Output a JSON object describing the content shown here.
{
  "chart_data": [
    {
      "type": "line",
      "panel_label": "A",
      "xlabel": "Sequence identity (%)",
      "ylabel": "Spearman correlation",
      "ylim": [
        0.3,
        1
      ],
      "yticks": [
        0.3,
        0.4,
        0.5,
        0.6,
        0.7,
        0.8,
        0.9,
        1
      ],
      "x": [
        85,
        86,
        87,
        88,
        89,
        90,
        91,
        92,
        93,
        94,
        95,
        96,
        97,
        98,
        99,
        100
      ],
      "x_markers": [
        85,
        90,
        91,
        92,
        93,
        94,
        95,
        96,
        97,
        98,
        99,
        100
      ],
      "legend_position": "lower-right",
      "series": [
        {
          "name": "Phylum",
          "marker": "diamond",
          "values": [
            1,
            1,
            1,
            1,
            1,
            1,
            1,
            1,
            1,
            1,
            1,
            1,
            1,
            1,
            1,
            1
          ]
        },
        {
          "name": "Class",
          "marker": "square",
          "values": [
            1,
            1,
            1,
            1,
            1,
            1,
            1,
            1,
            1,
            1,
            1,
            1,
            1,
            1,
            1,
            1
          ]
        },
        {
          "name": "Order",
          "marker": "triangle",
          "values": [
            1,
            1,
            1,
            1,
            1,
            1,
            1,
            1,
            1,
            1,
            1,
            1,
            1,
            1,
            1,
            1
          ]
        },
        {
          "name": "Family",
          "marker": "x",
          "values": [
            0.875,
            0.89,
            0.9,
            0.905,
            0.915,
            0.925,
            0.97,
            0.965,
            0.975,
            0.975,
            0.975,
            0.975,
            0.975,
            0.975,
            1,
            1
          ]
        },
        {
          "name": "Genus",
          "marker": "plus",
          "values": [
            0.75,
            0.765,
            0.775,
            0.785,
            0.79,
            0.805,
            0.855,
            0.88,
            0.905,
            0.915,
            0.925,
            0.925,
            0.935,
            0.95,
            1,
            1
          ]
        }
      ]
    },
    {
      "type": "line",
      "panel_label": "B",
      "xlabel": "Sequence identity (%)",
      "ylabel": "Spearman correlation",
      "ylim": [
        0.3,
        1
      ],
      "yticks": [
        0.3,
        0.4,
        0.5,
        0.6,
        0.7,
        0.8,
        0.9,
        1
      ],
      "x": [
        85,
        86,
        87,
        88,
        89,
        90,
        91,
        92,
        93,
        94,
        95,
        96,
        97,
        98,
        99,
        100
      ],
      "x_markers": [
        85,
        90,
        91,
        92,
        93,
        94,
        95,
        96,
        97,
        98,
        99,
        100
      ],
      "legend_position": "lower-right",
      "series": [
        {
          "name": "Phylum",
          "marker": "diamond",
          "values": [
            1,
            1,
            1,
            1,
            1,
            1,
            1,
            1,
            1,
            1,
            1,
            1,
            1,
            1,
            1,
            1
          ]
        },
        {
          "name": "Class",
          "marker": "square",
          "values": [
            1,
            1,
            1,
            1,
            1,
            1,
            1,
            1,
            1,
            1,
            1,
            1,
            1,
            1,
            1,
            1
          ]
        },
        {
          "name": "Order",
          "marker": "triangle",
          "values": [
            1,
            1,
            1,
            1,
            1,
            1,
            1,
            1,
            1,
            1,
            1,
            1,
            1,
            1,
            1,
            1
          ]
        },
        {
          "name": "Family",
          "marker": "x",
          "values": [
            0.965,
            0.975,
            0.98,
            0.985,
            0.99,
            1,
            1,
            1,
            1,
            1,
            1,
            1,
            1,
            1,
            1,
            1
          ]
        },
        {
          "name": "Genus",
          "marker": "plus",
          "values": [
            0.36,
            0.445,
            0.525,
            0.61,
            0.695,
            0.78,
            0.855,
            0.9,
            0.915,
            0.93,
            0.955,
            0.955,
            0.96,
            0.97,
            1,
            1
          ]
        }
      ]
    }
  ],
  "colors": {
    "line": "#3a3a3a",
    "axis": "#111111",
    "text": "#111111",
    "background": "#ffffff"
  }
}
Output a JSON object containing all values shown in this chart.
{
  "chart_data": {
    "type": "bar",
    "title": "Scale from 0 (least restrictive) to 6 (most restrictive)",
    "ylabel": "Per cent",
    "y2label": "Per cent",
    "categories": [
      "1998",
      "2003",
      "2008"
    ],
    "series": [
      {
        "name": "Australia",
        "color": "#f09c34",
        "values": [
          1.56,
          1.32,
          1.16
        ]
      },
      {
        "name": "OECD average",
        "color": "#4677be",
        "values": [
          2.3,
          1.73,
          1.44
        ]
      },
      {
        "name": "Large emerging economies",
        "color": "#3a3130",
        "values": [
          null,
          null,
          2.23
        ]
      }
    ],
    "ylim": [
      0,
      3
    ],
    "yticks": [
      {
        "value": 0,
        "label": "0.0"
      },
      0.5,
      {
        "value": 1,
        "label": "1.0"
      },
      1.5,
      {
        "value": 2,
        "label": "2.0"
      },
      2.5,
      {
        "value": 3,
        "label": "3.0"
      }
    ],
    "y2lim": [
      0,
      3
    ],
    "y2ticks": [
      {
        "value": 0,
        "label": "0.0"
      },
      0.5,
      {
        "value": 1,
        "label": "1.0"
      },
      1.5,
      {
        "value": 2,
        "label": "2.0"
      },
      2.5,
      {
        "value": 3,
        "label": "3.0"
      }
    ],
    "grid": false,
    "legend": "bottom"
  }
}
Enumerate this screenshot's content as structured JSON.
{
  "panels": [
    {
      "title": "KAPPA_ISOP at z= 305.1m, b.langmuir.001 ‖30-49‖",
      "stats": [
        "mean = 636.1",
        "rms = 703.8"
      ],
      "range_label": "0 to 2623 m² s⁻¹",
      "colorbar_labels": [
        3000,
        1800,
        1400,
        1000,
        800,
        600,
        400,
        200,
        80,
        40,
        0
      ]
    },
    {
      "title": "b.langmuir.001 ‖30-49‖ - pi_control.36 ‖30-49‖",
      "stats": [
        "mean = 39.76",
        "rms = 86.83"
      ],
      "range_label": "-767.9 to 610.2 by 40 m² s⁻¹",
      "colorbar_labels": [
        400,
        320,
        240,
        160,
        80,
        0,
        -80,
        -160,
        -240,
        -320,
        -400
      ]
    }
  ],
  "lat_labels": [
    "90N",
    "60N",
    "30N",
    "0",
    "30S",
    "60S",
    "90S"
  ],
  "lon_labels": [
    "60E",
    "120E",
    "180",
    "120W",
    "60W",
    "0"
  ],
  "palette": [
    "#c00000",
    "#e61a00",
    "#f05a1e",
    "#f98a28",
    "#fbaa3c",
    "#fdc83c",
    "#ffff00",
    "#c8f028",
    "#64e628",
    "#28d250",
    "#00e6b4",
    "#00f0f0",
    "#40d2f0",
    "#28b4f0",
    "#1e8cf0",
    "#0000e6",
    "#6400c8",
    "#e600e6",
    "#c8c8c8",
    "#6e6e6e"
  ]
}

Problem statement> Return every record, word for word.

Task output>
Output a JSON object describing the content shown here.
{
  "chart_data": [
    {
      "type": "line",
      "panel_label": "A",
      "xlabel": "Sequence identity (%)",
      "ylabel": "Spearman correlation",
      "ylim": [
        0.3,
        1
      ],
      "yticks": [
        0.3,
        0.4,
        0.5,
        0.6,
        0.7,
        0.8,
        0.9,
        1
      ],
      "x": [
        85,
        86,
        87,
        88,
        89,
        90,
        91,
        92,
        93,
        94,
        95,
        96,
        97,
        98,
        99,
        100
      ],
      "x_markers": [
        85,
        90,
        91,
        92,
        93,
        94,
        95,
        96,
        97,
        98,
        99,
        100
      ],
      "legend_position": "lower-right",
      "series": [
        {
          "name": "Phylum",
          "marker": "diamond",
          "values": [
            1,
            1,
            1,
            1,
            1,
            1,
            1,
            1,
            1,
            1,
            1,
            1,
            1,
            1,
            1,
            1
          ]
        },
        {
          "name": "Class",
          "marker": "square",
          "values": [
            1,
            1,
            1,
            1,
            1,
            1,
            1,
            1,
            1,
            1,
            1,
            1,
            1,
            1,
            1,
            1
          ]
        },
        {
          "name": "Order",
          "marker": "triangle",
          "values": [
            1,
            1,
            1,
            1,
            1,
            1,
            1,
            1,
            1,
            1,
            1,
            1,
            1,
            1,
            1,
            1
          ]
        },
        {
          "name": "Family",
          "marker": "x",
          "values": [
            0.875,
            0.89,
            0.9,
            0.905,
            0.915,
            0.925,
            0.97,
            0.965,
            0.975,
            0.975,
            0.975,
            0.975,
            0.975,
            0.975,
            1,
            1
          ]
        },
        {
          "name": "Genus",
          "marker": "plus",
          "values": [
            0.75,
            0.765,
            0.775,
            0.785,
            0.79,
            0.805,
            0.855,
            0.88,
            0.905,
            0.915,
            0.925,
            0.925,
            0.935,
            0.95,
            1,
            1
          ]
        }
      ]
    },
    {
      "type": "line",
      "panel_label": "B",
      "xlabel": "Sequence identity (%)",
      "ylabel": "Spearman correlation",
      "ylim": [
        0.3,
        1
      ],
      "yticks": [
        0.3,
        0.4,
        0.5,
        0.6,
        0.7,
        0.8,
        0.9,
        1
      ],
      "x": [
        85,
        86,
        87,
        88,
        89,
        90,
        91,
        92,
        93,
        94,
        95,
        96,
        97,
        98,
        99,
        100
      ],
      "x_markers": [
        85,
        90,
        91,
        92,
        93,
        94,
        95,
        96,
        97,
        98,
        99,
        100
      ],
      "legend_position": "lower-right",
      "series": [
        {
          "name": "Phylum",
          "marker": "diamond",
          "values": [
            1,
            1,
            1,
            1,
            1,
            1,
            1,
            1,
            1,
            1,
            1,
            1,
            1,
            1,
            1,
            1
          ]
        },
        {
          "name": "Class",
          "marker": "square",
          "values": [
            1,
            1,
            1,
            1,
            1,
            1,
            1,
            1,
            1,
            1,
            1,
            1,
            1,
            1,
            1,
            1
          ]
        },
        {
          "name": "Order",
          "marker": "triangle",
          "values": [
            1,
            1,
            1,
            1,
            1,
            1,
            1,
            1,
            1,
            1,
            1,
            1,
            1,
            1,
            1,
            1
          ]
        },
        {
          "name": "Family",
          "marker": "x",
          "values": [
            0.965,
            0.975,
            0.98,
            0.985,
            0.99,
            1,
            1,
            1,
            1,
            1,
            1,
            1,
            1,
            1,
            1,
            1
          ]
        },
        {
          "name": "Genus",
          "marker": "plus",
          "values": [
            0.36,
            0.445,
            0.525,
            0.61,
            0.695,
            0.78,
            0.855,
            0.9,
            0.915,
            0.93,
            0.955,
            0.955,
            0.96,
            0.97,
            1,
            1
          ]
        }
      ]
    }
  ],
  "colors": {
    "line": "#3a3a3a",
    "axis": "#111111",
    "text": "#111111",
    "background": "#ffffff"
  }
}
Output a JSON object containing all values shown in this chart.
{
  "chart_data": {
    "type": "bar",
    "title": "Scale from 0 (least restrictive) to 6 (most restrictive)",
    "ylabel": "Per cent",
    "y2label": "Per cent",
    "categories": [
      "1998",
      "2003",
      "2008"
    ],
    "series": [
      {
        "name": "Australia",
        "color": "#f09c34",
        "values": [
          1.56,
          1.32,
          1.16
        ]
      },
      {
        "name": "OECD average",
        "color": "#4677be",
        "values": [
          2.3,
          1.73,
          1.44
        ]
      },
      {
        "name": "Large emerging economies",
        "color": "#3a3130",
        "values": [
          null,
          null,
          2.23
        ]
      }
    ],
    "ylim": [
      0,
      3
    ],
    "yticks": [
      {
        "value": 0,
        "label": "0.0"
      },
      0.5,
      {
        "value": 1,
        "label": "1.0"
      },
      1.5,
      {
        "value": 2,
        "label": "2.0"
      },
      2.5,
      {
        "value": 3,
        "label": "3.0"
      }
    ],
    "y2lim": [
      0,
      3
    ],
    "y2ticks": [
      {
        "value": 0,
        "label": "0.0"
      },
      0.5,
      {
        "value": 1,
        "label": "1.0"
      },
      1.5,
      {
        "value": 2,
        "label": "2.0"
      },
      2.5,
      {
        "value": 3,
        "label": "3.0"
      }
    ],
    "grid": false,
    "legend": "bottom"
  }
}
Enumerate this screenshot's content as structured JSON.
{
  "panels": [
    {
      "title": "KAPPA_ISOP at z= 305.1m, b.langmuir.001 ‖30-49‖",
      "stats": [
        "mean = 636.1",
        "rms = 703.8"
      ],
      "range_label": "0 to 2623 m² s⁻¹",
      "colorbar_labels": [
        3000,
        1800,
        1400,
        1000,
        800,
        600,
        400,
        200,
        80,
        40,
        0
      ]
    },
    {
      "title": "b.langmuir.001 ‖30-49‖ - pi_control.36 ‖30-49‖",
      "stats": [
        "mean = 39.76",
        "rms = 86.83"
      ],
      "range_label": "-767.9 to 610.2 by 40 m² s⁻¹",
      "colorbar_labels": [
        400,
        320,
        240,
        160,
        80,
        0,
        -80,
        -160,
        -240,
        -320,
        -400
      ]
    }
  ],
  "lat_labels": [
    "90N",
    "60N",
    "30N",
    "0",
    "30S",
    "60S",
    "90S"
  ],
  "lon_labels": [
    "60E",
    "120E",
    "180",
    "120W",
    "60W",
    "0"
  ],
  "palette": [
    "#c00000",
    "#e61a00",
    "#f05a1e",
    "#f98a28",
    "#fbaa3c",
    "#fdc83c",
    "#ffff00",
    "#c8f028",
    "#64e628",
    "#28d250",
    "#00e6b4",
    "#00f0f0",
    "#40d2f0",
    "#28b4f0",
    "#1e8cf0",
    "#0000e6",
    "#6400c8",
    "#e600e6",
    "#c8c8c8",
    "#6e6e6e"
  ]
}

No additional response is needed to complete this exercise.